List each line holding the string "Турция".

***** ENTRIES SUPPLIED

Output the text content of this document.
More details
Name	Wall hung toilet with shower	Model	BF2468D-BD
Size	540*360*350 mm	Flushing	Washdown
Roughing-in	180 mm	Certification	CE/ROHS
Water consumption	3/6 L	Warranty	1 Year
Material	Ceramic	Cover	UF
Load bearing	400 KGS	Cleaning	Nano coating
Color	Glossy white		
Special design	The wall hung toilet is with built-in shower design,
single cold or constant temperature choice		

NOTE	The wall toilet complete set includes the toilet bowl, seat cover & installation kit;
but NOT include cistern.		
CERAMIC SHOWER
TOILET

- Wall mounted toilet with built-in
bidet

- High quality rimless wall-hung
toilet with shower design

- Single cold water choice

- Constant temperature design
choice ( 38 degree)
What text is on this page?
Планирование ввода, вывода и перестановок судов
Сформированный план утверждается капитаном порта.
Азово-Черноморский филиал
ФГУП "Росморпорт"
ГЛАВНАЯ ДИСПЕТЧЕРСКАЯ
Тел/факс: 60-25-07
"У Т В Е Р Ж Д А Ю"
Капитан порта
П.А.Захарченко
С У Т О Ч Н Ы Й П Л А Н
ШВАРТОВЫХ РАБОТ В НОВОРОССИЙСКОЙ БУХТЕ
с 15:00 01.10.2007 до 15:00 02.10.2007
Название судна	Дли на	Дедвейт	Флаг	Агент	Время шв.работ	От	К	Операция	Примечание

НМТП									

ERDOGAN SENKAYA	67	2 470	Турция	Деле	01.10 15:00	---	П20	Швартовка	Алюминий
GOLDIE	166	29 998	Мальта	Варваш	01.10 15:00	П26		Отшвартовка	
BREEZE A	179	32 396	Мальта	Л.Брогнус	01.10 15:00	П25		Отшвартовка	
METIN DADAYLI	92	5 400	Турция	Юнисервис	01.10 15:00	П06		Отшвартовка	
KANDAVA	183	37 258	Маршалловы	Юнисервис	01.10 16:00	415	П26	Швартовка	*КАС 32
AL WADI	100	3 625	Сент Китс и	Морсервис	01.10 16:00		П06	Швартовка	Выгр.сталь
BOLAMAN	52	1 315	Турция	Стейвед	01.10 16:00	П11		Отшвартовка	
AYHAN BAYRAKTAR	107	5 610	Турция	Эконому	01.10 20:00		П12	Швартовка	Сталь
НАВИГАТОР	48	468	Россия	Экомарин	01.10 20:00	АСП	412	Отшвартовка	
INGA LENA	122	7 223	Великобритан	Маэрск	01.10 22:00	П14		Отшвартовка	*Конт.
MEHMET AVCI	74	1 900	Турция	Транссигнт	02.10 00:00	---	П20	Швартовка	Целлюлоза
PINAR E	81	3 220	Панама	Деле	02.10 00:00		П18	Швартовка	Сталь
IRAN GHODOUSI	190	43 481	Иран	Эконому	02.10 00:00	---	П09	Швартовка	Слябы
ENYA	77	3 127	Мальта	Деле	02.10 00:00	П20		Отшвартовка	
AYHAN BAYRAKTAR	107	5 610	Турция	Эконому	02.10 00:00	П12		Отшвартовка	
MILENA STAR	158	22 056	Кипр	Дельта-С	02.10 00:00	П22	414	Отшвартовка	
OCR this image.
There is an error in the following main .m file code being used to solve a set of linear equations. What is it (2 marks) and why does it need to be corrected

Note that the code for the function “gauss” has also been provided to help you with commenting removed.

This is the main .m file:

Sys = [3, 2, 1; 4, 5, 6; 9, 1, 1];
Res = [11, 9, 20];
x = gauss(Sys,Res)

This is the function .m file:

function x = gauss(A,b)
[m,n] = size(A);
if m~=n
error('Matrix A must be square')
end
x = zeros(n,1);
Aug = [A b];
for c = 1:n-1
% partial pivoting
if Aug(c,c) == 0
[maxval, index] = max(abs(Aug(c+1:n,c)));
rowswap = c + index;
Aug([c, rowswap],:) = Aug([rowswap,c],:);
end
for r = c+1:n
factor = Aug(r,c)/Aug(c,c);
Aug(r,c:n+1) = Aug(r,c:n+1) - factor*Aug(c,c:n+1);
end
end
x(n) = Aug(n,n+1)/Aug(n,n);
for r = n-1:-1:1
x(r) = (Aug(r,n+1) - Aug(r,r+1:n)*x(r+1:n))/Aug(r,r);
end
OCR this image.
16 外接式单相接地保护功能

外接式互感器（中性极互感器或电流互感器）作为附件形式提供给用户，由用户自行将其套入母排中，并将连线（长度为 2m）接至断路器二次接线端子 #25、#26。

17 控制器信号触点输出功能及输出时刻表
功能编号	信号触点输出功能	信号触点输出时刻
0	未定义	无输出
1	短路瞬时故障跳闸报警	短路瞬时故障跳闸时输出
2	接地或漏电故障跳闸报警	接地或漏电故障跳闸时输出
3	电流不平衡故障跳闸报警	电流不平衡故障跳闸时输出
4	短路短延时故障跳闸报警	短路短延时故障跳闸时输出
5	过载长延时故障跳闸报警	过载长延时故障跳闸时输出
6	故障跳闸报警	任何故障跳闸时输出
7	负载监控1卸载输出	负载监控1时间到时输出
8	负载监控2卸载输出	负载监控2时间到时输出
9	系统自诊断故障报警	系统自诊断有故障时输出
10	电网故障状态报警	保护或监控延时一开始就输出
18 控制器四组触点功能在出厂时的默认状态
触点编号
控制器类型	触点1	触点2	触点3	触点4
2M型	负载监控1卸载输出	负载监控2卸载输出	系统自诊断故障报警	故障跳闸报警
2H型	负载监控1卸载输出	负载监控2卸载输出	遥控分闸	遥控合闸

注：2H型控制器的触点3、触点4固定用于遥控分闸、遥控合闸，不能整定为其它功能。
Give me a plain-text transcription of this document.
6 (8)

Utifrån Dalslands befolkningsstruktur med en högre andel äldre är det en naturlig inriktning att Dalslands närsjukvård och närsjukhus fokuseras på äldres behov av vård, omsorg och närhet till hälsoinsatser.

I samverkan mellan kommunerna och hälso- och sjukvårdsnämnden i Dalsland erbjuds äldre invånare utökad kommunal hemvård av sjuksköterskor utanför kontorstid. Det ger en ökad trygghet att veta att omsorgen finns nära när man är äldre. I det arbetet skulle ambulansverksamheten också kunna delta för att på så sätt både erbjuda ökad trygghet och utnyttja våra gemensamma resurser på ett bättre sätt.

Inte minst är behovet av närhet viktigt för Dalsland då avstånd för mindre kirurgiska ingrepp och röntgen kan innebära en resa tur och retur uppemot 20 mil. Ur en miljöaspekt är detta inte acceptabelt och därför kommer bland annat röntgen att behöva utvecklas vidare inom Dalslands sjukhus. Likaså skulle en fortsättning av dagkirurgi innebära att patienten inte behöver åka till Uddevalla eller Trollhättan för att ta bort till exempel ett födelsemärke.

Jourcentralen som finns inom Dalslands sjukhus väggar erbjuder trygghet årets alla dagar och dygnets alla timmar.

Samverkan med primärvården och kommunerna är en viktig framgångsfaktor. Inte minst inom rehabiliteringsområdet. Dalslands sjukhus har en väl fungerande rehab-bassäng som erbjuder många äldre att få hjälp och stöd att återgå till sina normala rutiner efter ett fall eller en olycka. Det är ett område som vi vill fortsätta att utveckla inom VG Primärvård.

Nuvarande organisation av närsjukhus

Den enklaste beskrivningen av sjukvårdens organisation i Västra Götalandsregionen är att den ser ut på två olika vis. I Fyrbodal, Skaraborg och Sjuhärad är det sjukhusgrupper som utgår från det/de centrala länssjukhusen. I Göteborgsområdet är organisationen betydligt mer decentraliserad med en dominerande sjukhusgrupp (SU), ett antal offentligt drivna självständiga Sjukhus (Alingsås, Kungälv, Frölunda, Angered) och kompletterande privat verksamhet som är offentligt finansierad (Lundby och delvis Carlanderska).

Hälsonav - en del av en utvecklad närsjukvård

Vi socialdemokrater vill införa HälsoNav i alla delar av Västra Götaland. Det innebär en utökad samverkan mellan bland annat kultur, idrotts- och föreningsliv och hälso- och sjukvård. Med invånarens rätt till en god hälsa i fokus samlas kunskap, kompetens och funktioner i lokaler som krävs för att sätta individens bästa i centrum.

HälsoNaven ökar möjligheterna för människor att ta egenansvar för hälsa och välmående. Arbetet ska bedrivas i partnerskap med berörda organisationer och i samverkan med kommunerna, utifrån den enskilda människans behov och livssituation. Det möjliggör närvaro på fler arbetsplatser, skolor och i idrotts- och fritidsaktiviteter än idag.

**********

- **TASK OUTPUT**
ERDOGAN SENKAYA	67	2 470	Турция	Деле	01.10 15:00	---	П20	Швартовка	Алюминий
METIN DADAYLI	92	5 400	Турция	Юнисервис	01.10 15:00	П06		Отшвартовка	
BOLAMAN	52	1 315	Турция	Стейвед	01.10 16:00	П11		Отшвартовка	
AYHAN BAYRAKTAR	107	5 610	Турция	Эконому	01.10 20:00		П12	Швартовка	Сталь
MEHMET AVCI	74	1 900	Турция	Транссигнт	02.10 00:00	---	П20	Швартовка	Целлюлоза
AYHAN BAYRAKTAR	107	5 610	Турция	Эконому	02.10 00:00	П12		Отшвартовка	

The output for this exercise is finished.